» REQUEST: Exactly as given, repeat all of the entries.

» SOURCE RECORDS:

****************************************

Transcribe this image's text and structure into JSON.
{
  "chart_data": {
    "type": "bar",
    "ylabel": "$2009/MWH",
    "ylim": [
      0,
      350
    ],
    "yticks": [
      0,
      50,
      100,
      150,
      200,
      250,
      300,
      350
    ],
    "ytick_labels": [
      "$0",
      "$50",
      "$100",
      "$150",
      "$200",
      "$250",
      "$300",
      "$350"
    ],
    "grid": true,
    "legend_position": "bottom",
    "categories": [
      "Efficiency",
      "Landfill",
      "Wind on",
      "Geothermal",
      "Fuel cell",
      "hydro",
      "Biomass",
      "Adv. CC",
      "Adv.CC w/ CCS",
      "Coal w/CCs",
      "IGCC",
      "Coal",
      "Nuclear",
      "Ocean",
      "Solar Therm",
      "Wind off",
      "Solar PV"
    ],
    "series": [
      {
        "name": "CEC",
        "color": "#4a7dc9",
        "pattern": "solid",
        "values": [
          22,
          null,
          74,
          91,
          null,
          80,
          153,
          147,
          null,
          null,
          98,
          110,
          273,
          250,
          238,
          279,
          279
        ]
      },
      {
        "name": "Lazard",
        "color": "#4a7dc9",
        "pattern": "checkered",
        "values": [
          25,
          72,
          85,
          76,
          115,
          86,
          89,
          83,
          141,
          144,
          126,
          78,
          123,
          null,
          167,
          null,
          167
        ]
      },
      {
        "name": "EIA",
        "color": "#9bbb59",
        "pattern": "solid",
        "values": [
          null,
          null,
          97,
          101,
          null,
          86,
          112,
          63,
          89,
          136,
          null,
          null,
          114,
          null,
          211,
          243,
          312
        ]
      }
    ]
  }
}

****************************************

» COMPLETED EXERCISE:
Transcribe this image's text and structure into JSON.
{
  "chart_data": {
    "type": "bar",
    "ylabel": "$2009/MWH",
    "ylim": [
      0,
      350
    ],
    "yticks": [
      0,
      50,
      100,
      150,
      200,
      250,
      300,
      350
    ],
    "ytick_labels": [
      "$0",
      "$50",
      "$100",
      "$150",
      "$200",
      "$250",
      "$300",
      "$350"
    ],
    "grid": true,
    "legend_position": "bottom",
    "categories": [
      "Efficiency",
      "Landfill",
      "Wind on",
      "Geothermal",
      "Fuel cell",
      "hydro",
      "Biomass",
      "Adv. CC",
      "Adv.CC w/ CCS",
      "Coal w/CCs",
      "IGCC",
      "Coal",
      "Nuclear",
      "Ocean",
      "Solar Therm",
      "Wind off",
      "Solar PV"
    ],
    "series": [
      {
        "name": "CEC",
        "color": "#4a7dc9",
        "pattern": "solid",
        "values": [
          22,
          null,
          74,
          91,
          null,
          80,
          153,
          147,
          null,
          null,
          98,
          110,
          273,
          250,
          238,
          279,
          279
        ]
      },
      {
        "name": "Lazard",
        "color": "#4a7dc9",
        "pattern": "checkered",
        "values": [
          25,
          72,
          85,
          76,
          115,
          86,
          89,
          83,
          141,
          144,
          126,
          78,
          123,
          null,
          167,
          null,
          167
        ]
      },
      {
        "name": "EIA",
        "color": "#9bbb59",
        "pattern": "solid",
        "values": [
          null,
          null,
          97,
          101,
          null,
          86,
          112,
          63,
          89,
          136,
          null,
          null,
          114,
          null,
          211,
          243,
          312
        ]
      }
    ]
  }
}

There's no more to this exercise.